> TASK REQUIREMENTS
Could the lines from the one with "Give me a plain-text" through the end of the listing be restated exactly, with nothing else included?

> MATERIAL FOR THE TASK
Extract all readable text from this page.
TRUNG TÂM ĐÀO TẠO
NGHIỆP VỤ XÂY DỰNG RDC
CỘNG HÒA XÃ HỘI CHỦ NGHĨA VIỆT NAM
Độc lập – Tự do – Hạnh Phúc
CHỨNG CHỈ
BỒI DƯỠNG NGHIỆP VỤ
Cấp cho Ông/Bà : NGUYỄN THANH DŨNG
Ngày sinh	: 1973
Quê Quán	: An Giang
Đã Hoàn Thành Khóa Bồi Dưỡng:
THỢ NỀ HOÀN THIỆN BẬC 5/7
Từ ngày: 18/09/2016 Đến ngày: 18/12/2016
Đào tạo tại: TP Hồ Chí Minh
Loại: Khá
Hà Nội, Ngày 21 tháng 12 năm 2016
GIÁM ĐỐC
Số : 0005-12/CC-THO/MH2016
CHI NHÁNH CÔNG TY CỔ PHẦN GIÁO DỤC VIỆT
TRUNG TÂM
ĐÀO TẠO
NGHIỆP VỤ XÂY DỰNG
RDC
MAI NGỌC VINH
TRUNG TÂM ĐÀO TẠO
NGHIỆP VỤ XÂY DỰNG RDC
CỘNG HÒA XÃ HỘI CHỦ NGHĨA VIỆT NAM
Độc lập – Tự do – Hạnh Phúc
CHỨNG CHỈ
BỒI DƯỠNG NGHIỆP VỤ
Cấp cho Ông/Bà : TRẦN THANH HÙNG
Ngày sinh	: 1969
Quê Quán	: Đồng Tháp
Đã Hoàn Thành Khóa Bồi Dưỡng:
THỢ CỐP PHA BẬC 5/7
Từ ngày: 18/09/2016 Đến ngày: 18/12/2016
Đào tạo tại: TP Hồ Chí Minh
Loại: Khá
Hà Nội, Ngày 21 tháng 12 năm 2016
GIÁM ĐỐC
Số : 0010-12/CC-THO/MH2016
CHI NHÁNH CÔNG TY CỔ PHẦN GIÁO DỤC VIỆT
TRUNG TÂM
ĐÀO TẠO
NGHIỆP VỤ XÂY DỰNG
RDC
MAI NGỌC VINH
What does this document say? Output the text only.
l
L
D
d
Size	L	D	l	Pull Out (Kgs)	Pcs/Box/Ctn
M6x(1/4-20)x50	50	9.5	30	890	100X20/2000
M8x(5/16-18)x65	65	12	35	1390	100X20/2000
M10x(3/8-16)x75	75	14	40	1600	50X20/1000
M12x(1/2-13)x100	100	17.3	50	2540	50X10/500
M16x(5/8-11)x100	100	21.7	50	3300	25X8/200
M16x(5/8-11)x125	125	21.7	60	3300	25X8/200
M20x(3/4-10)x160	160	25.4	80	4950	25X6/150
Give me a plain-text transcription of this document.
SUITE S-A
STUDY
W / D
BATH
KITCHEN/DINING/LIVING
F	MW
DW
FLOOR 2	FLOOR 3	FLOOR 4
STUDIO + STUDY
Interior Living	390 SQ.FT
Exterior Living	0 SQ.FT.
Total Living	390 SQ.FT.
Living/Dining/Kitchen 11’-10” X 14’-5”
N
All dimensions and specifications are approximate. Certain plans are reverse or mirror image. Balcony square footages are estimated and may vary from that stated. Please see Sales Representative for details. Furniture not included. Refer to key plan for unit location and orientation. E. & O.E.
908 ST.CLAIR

> EXERCISE RESULT
Give me a plain-text transcription of this document.
SUITE S-A
STUDY
W / D
BATH
KITCHEN/DINING/LIVING
F	MW
DW
FLOOR 2	FLOOR 3	FLOOR 4
STUDIO + STUDY
Interior Living	390 SQ.FT
Exterior Living	0 SQ.FT.
Total Living	390 SQ.FT.
Living/Dining/Kitchen 11’-10” X 14’-5”
N
All dimensions and specifications are approximate. Certain plans are reverse or mirror image. Balcony square footages are estimated and may vary from that stated. Please see Sales Representative for details. Furniture not included. Refer to key plan for unit location and orientation. E. & O.E.
908 ST.CLAIR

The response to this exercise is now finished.